Supplied records =>
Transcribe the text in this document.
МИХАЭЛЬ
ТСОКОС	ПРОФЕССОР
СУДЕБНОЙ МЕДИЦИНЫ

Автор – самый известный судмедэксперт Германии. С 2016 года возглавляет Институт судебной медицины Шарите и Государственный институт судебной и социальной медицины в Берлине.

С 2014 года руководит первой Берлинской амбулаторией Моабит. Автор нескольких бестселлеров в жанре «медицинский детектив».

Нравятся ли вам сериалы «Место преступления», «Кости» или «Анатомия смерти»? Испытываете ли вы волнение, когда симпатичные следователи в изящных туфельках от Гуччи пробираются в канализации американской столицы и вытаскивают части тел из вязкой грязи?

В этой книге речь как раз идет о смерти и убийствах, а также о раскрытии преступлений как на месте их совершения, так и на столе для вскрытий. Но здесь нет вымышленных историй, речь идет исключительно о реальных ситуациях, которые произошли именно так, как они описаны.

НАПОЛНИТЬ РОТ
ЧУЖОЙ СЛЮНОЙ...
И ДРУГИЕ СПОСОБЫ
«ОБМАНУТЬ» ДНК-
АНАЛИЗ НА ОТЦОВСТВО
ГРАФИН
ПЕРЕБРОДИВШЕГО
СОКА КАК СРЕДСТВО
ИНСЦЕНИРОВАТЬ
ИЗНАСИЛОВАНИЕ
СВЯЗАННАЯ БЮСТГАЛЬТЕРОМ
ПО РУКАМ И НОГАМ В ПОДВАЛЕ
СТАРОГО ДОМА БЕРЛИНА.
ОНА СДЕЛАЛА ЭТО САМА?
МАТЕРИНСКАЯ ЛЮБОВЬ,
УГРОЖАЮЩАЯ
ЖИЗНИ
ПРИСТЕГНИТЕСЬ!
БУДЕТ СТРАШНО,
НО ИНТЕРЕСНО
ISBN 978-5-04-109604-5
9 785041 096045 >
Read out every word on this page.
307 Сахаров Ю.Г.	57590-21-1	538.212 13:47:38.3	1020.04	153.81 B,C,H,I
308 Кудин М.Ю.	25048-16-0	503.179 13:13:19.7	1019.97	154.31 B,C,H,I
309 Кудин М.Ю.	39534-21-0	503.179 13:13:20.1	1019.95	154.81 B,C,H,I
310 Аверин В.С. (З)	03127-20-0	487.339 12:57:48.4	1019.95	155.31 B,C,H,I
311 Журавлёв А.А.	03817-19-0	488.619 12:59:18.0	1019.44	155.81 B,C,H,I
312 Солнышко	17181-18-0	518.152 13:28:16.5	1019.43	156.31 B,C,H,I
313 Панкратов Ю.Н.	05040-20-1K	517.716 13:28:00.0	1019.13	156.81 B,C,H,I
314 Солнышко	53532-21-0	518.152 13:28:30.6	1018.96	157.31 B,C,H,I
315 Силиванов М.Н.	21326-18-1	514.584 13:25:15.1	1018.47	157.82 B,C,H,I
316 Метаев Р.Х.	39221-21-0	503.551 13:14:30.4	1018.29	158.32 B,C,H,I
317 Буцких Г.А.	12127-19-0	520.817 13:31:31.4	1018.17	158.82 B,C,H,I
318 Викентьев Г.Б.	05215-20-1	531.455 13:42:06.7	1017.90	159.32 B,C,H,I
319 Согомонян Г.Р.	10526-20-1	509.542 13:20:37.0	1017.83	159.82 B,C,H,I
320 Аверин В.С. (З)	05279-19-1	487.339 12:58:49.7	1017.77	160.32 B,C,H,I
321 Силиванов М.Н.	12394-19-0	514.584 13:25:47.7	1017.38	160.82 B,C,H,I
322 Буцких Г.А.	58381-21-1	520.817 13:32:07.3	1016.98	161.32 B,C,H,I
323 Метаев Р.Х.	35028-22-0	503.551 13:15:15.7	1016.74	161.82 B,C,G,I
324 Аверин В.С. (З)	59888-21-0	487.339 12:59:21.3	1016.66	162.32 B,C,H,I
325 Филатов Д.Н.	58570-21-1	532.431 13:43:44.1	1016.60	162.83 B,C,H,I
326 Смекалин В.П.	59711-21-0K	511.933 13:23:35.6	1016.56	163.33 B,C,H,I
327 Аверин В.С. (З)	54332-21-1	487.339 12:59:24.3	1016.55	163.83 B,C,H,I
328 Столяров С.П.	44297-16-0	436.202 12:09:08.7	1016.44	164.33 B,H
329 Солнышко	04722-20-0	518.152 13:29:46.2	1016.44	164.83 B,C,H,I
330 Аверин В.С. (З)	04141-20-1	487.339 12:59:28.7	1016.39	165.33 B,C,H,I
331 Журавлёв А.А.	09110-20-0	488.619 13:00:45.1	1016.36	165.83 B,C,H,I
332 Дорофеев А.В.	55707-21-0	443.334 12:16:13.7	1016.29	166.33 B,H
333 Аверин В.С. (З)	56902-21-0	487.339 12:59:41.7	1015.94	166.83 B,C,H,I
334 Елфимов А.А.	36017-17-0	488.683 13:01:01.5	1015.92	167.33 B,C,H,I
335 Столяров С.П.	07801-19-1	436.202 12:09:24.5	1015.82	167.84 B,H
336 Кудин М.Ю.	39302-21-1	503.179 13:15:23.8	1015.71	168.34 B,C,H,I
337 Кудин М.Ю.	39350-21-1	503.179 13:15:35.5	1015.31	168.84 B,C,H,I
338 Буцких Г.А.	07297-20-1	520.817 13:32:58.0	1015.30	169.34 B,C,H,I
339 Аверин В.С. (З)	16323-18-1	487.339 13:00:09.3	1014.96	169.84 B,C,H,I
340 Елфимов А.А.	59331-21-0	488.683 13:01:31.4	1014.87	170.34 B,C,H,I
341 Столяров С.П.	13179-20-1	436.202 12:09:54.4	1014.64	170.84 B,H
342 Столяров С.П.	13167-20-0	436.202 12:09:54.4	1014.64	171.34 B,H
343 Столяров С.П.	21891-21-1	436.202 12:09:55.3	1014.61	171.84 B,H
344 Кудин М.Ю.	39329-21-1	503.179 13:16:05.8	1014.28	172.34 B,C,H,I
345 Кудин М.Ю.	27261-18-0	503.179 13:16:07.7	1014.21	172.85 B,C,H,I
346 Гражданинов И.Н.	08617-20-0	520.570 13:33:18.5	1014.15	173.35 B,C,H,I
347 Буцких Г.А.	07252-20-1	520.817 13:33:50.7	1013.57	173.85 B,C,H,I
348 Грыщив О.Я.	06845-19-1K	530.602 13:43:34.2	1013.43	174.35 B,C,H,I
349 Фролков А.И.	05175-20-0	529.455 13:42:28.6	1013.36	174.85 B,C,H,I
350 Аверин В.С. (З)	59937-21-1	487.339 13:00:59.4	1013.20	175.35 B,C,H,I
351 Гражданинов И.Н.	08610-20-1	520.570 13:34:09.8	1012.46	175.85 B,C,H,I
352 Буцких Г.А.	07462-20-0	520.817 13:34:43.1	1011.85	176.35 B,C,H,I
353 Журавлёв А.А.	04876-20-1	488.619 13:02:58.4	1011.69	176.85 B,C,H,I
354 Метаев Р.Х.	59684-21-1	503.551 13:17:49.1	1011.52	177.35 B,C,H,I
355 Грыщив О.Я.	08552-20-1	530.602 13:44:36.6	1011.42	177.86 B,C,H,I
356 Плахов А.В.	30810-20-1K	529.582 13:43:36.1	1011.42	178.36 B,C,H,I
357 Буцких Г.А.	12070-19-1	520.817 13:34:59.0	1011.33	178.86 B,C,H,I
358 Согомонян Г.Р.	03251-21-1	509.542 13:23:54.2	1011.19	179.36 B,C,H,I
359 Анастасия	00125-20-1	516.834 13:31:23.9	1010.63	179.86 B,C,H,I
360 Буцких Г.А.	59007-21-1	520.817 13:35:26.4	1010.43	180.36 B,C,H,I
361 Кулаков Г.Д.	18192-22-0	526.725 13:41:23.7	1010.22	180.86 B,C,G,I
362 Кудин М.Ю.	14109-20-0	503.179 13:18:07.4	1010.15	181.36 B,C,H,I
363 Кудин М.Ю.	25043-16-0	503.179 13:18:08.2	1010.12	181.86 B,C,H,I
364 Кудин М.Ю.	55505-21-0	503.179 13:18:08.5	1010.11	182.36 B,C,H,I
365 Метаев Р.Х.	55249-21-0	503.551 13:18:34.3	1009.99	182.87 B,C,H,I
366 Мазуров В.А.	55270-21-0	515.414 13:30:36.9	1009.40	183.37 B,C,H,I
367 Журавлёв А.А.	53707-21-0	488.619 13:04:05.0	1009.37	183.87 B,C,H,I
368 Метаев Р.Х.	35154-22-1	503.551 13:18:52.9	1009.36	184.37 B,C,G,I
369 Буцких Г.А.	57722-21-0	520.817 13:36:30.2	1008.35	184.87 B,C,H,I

Direction =>
Within the listing above, find every line containing the string "Метаев" and return it.

Reply =>
316 Метаев Р.Х.	39221-21-0	503.551 13:14:30.4	1018.29	158.32 B,C,H,I
323 Метаев Р.Х.	35028-22-0	503.551 13:15:15.7	1016.74	161.82 B,C,G,I
354 Метаев Р.Х.	59684-21-1	503.551 13:17:49.1	1011.52	177.35 B,C,H,I
365 Метаев Р.Х.	55249-21-0	503.551 13:18:34.3	1009.99	182.87 B,C,H,I
368 Метаев Р.Х.	35154-22-1	503.551 13:18:52.9	1009.36	184.37 B,C,G,I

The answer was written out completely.